> Stated task: Copy every record below, exactly as written.

··· Supplied material

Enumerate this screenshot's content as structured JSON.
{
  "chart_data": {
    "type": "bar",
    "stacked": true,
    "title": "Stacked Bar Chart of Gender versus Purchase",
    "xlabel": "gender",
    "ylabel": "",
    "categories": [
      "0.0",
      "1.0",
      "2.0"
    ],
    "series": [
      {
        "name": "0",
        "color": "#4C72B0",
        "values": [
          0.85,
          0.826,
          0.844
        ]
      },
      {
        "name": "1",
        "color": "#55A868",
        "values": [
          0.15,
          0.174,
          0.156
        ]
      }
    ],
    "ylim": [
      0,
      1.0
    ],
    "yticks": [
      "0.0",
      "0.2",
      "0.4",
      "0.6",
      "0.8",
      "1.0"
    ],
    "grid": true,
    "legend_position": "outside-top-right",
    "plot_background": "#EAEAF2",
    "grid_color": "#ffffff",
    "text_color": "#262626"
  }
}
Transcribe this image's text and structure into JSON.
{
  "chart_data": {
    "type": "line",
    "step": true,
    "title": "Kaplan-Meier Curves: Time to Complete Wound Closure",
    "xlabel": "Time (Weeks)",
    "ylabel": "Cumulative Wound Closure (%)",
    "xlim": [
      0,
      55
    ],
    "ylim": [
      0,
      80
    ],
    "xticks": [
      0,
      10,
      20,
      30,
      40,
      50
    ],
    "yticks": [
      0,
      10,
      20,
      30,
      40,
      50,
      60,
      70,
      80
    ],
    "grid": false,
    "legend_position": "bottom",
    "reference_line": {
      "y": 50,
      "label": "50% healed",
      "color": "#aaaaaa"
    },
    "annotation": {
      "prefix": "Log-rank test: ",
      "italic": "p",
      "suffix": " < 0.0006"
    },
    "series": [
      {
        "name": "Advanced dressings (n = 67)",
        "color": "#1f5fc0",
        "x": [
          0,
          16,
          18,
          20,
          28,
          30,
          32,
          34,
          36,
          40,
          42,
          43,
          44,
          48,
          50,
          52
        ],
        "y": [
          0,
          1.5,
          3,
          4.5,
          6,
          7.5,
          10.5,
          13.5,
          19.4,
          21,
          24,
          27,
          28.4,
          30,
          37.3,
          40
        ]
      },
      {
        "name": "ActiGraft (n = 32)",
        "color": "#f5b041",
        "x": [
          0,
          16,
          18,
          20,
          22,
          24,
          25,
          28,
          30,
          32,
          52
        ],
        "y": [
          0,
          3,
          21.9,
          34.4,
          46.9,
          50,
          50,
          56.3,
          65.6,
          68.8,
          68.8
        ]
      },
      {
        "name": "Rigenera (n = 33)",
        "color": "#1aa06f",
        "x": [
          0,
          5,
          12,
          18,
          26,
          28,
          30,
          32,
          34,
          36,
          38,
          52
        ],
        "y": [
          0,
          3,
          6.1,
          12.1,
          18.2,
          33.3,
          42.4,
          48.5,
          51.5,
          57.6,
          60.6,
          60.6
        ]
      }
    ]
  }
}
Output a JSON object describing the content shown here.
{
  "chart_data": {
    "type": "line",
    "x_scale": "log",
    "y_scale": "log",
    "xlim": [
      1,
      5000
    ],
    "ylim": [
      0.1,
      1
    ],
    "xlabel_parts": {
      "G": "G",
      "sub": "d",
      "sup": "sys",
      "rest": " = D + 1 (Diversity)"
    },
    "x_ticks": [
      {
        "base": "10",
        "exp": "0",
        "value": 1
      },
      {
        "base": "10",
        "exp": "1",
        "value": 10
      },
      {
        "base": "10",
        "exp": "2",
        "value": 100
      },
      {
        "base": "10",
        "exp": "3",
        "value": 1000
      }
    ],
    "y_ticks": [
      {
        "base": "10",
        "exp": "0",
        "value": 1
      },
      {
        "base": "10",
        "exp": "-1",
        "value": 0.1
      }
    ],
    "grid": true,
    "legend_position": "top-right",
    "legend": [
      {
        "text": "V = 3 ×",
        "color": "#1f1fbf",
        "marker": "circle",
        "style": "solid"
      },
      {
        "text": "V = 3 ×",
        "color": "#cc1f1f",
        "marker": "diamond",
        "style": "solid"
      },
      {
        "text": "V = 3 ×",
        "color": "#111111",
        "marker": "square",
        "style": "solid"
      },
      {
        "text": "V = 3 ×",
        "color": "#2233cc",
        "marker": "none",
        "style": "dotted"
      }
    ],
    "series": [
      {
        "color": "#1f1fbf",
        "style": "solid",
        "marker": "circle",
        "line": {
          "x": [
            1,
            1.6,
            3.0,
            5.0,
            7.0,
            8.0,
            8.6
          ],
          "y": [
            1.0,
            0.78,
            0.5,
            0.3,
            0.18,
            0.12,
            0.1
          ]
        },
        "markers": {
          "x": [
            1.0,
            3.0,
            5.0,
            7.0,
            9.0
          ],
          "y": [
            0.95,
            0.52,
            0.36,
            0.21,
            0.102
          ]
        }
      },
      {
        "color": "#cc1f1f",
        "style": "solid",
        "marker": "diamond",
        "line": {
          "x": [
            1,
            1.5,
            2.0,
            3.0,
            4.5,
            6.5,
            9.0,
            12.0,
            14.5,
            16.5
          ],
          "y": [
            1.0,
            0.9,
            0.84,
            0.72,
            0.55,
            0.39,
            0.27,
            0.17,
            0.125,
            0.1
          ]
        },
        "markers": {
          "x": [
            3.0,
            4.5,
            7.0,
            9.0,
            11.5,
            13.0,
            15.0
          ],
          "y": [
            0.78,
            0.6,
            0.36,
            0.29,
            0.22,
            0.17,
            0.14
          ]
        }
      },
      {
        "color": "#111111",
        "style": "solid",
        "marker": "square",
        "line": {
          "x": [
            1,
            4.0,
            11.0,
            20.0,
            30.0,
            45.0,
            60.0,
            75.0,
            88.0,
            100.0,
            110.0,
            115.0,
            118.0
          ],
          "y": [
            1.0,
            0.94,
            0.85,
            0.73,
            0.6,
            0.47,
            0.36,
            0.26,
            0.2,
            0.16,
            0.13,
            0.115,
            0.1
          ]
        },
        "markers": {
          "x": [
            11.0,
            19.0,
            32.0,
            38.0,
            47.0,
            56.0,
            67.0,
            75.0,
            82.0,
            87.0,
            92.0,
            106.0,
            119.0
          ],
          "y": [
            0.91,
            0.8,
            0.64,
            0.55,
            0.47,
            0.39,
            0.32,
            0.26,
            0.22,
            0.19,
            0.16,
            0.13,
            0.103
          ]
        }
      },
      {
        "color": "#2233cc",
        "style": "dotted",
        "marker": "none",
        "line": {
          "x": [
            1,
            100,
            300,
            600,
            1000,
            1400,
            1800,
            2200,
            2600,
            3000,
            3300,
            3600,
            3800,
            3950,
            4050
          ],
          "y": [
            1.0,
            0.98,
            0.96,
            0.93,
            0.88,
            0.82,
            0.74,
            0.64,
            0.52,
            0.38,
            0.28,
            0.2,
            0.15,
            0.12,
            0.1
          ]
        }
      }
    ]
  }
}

······

> Answer to this problem:
Enumerate this screenshot's content as structured JSON.
{
  "chart_data": {
    "type": "bar",
    "stacked": true,
    "title": "Stacked Bar Chart of Gender versus Purchase",
    "xlabel": "gender",
    "ylabel": "",
    "categories": [
      "0.0",
      "1.0",
      "2.0"
    ],
    "series": [
      {
        "name": "0",
        "color": "#4C72B0",
        "values": [
          0.85,
          0.826,
          0.844
        ]
      },
      {
        "name": "1",
        "color": "#55A868",
        "values": [
          0.15,
          0.174,
          0.156
        ]
      }
    ],
    "ylim": [
      0,
      1.0
    ],
    "yticks": [
      "0.0",
      "0.2",
      "0.4",
      "0.6",
      "0.8",
      "1.0"
    ],
    "grid": true,
    "legend_position": "outside-top-right",
    "plot_background": "#EAEAF2",
    "grid_color": "#ffffff",
    "text_color": "#262626"
  }
}
Transcribe this image's text and structure into JSON.
{
  "chart_data": {
    "type": "line",
    "step": true,
    "title": "Kaplan-Meier Curves: Time to Complete Wound Closure",
    "xlabel": "Time (Weeks)",
    "ylabel": "Cumulative Wound Closure (%)",
    "xlim": [
      0,
      55
    ],
    "ylim": [
      0,
      80
    ],
    "xticks": [
      0,
      10,
      20,
      30,
      40,
      50
    ],
    "yticks": [
      0,
      10,
      20,
      30,
      40,
      50,
      60,
      70,
      80
    ],
    "grid": false,
    "legend_position": "bottom",
    "reference_line": {
      "y": 50,
      "label": "50% healed",
      "color": "#aaaaaa"
    },
    "annotation": {
      "prefix": "Log-rank test: ",
      "italic": "p",
      "suffix": " < 0.0006"
    },
    "series": [
      {
        "name": "Advanced dressings (n = 67)",
        "color": "#1f5fc0",
        "x": [
          0,
          16,
          18,
          20,
          28,
          30,
          32,
          34,
          36,
          40,
          42,
          43,
          44,
          48,
          50,
          52
        ],
        "y": [
          0,
          1.5,
          3,
          4.5,
          6,
          7.5,
          10.5,
          13.5,
          19.4,
          21,
          24,
          27,
          28.4,
          30,
          37.3,
          40
        ]
      },
      {
        "name": "ActiGraft (n = 32)",
        "color": "#f5b041",
        "x": [
          0,
          16,
          18,
          20,
          22,
          24,
          25,
          28,
          30,
          32,
          52
        ],
        "y": [
          0,
          3,
          21.9,
          34.4,
          46.9,
          50,
          50,
          56.3,
          65.6,
          68.8,
          68.8
        ]
      },
      {
        "name": "Rigenera (n = 33)",
        "color": "#1aa06f",
        "x": [
          0,
          5,
          12,
          18,
          26,
          28,
          30,
          32,
          34,
          36,
          38,
          52
        ],
        "y": [
          0,
          3,
          6.1,
          12.1,
          18.2,
          33.3,
          42.4,
          48.5,
          51.5,
          57.6,
          60.6,
          60.6
        ]
      }
    ]
  }
}
Output a JSON object describing the content shown here.
{
  "chart_data": {
    "type": "line",
    "x_scale": "log",
    "y_scale": "log",
    "xlim": [
      1,
      5000
    ],
    "ylim": [
      0.1,
      1
    ],
    "xlabel_parts": {
      "G": "G",
      "sub": "d",
      "sup": "sys",
      "rest": " = D + 1 (Diversity)"
    },
    "x_ticks": [
      {
        "base": "10",
        "exp": "0",
        "value": 1
      },
      {
        "base": "10",
        "exp": "1",
        "value": 10
      },
      {
        "base": "10",
        "exp": "2",
        "value": 100
      },
      {
        "base": "10",
        "exp": "3",
        "value": 1000
      }
    ],
    "y_ticks": [
      {
        "base": "10",
        "exp": "0",
        "value": 1
      },
      {
        "base": "10",
        "exp": "-1",
        "value": 0.1
      }
    ],
    "grid": true,
    "legend_position": "top-right",
    "legend": [
      {
        "text": "V = 3 ×",
        "color": "#1f1fbf",
        "marker": "circle",
        "style": "solid"
      },
      {
        "text": "V = 3 ×",
        "color": "#cc1f1f",
        "marker": "diamond",
        "style": "solid"
      },
      {
        "text": "V = 3 ×",
        "color": "#111111",
        "marker": "square",
        "style": "solid"
      },
      {
        "text": "V = 3 ×",
        "color": "#2233cc",
        "marker": "none",
        "style": "dotted"
      }
    ],
    "series": [
      {
        "color": "#1f1fbf",
        "style": "solid",
        "marker": "circle",
        "line": {
          "x": [
            1,
            1.6,
            3.0,
            5.0,
            7.0,
            8.0,
            8.6
          ],
          "y": [
            1.0,
            0.78,
            0.5,
            0.3,
            0.18,
            0.12,
            0.1
          ]
        },
        "markers": {
          "x": [
            1.0,
            3.0,
            5.0,
            7.0,
            9.0
          ],
          "y": [
            0.95,
            0.52,
            0.36,
            0.21,
            0.102
          ]
        }
      },
      {
        "color": "#cc1f1f",
        "style": "solid",
        "marker": "diamond",
        "line": {
          "x": [
            1,
            1.5,
            2.0,
            3.0,
            4.5,
            6.5,
            9.0,
            12.0,
            14.5,
            16.5
          ],
          "y": [
            1.0,
            0.9,
            0.84,
            0.72,
            0.55,
            0.39,
            0.27,
            0.17,
            0.125,
            0.1
          ]
        },
        "markers": {
          "x": [
            3.0,
            4.5,
            7.0,
            9.0,
            11.5,
            13.0,
            15.0
          ],
          "y": [
            0.78,
            0.6,
            0.36,
            0.29,
            0.22,
            0.17,
            0.14
          ]
        }
      },
      {
        "color": "#111111",
        "style": "solid",
        "marker": "square",
        "line": {
          "x": [
            1,
            4.0,
            11.0,
            20.0,
            30.0,
            45.0,
            60.0,
            75.0,
            88.0,
            100.0,
            110.0,
            115.0,
            118.0
          ],
          "y": [
            1.0,
            0.94,
            0.85,
            0.73,
            0.6,
            0.47,
            0.36,
            0.26,
            0.2,
            0.16,
            0.13,
            0.115,
            0.1
          ]
        },
        "markers": {
          "x": [
            11.0,
            19.0,
            32.0,
            38.0,
            47.0,
            56.0,
            67.0,
            75.0,
            82.0,
            87.0,
            92.0,
            106.0,
            119.0
          ],
          "y": [
            0.91,
            0.8,
            0.64,
            0.55,
            0.47,
            0.39,
            0.32,
            0.26,
            0.22,
            0.19,
            0.16,
            0.13,
            0.103
          ]
        }
      },
      {
        "color": "#2233cc",
        "style": "dotted",
        "marker": "none",
        "line": {
          "x": [
            1,
            100,
            300,
            600,
            1000,
            1400,
            1800,
            2200,
            2600,
            3000,
            3300,
            3600,
            3800,
            3950,
            4050
          ],
          "y": [
            1.0,
            0.98,
            0.96,
            0.93,
            0.88,
            0.82,
            0.74,
            0.64,
            0.52,
            0.38,
            0.28,
            0.2,
            0.15,
            0.12,
            0.1
          ]
        }
      }
    ]
  }
}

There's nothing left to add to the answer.